> [Stored data]:

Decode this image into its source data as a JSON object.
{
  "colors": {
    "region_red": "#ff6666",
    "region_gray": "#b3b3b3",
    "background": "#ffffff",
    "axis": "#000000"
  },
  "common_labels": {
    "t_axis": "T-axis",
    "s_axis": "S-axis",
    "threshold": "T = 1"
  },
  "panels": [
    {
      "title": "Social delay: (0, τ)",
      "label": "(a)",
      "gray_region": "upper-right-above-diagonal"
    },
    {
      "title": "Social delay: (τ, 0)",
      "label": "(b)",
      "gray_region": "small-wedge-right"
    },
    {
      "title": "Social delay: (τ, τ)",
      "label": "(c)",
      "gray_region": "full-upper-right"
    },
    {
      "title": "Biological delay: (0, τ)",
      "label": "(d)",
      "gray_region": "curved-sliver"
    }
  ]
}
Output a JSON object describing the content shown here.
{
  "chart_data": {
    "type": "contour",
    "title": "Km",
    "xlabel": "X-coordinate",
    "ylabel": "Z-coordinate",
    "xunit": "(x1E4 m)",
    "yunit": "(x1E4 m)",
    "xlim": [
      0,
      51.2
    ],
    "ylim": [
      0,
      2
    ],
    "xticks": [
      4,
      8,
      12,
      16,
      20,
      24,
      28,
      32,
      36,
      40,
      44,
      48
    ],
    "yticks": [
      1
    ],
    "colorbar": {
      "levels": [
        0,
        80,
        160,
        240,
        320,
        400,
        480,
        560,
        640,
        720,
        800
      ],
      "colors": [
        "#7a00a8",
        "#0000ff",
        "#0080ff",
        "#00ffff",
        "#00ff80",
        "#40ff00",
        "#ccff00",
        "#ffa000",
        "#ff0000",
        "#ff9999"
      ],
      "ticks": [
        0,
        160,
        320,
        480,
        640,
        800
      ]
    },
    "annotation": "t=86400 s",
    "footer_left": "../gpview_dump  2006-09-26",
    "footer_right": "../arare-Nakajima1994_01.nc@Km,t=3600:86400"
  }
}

> [Goal of the exercise]:
Transcribe all lines as written.

> [Task response]:
Decode this image into its source data as a JSON object.
{
  "colors": {
    "region_red": "#ff6666",
    "region_gray": "#b3b3b3",
    "background": "#ffffff",
    "axis": "#000000"
  },
  "common_labels": {
    "t_axis": "T-axis",
    "s_axis": "S-axis",
    "threshold": "T = 1"
  },
  "panels": [
    {
      "title": "Social delay: (0, τ)",
      "label": "(a)",
      "gray_region": "upper-right-above-diagonal"
    },
    {
      "title": "Social delay: (τ, 0)",
      "label": "(b)",
      "gray_region": "small-wedge-right"
    },
    {
      "title": "Social delay: (τ, τ)",
      "label": "(c)",
      "gray_region": "full-upper-right"
    },
    {
      "title": "Biological delay: (0, τ)",
      "label": "(d)",
      "gray_region": "curved-sliver"
    }
  ]
}
Output a JSON object describing the content shown here.
{
  "chart_data": {
    "type": "contour",
    "title": "Km",
    "xlabel": "X-coordinate",
    "ylabel": "Z-coordinate",
    "xunit": "(x1E4 m)",
    "yunit": "(x1E4 m)",
    "xlim": [
      0,
      51.2
    ],
    "ylim": [
      0,
      2
    ],
    "xticks": [
      4,
      8,
      12,
      16,
      20,
      24,
      28,
      32,
      36,
      40,
      44,
      48
    ],
    "yticks": [
      1
    ],
    "colorbar": {
      "levels": [
        0,
        80,
        160,
        240,
        320,
        400,
        480,
        560,
        640,
        720,
        800
      ],
      "colors": [
        "#7a00a8",
        "#0000ff",
        "#0080ff",
        "#00ffff",
        "#00ff80",
        "#40ff00",
        "#ccff00",
        "#ffa000",
        "#ff0000",
        "#ff9999"
      ],
      "ticks": [
        0,
        160,
        320,
        480,
        640,
        800
      ]
    },
    "annotation": "t=86400 s",
    "footer_left": "../gpview_dump  2006-09-26",
    "footer_right": "../arare-Nakajima1994_01.nc@Km,t=3600:86400"
  }
}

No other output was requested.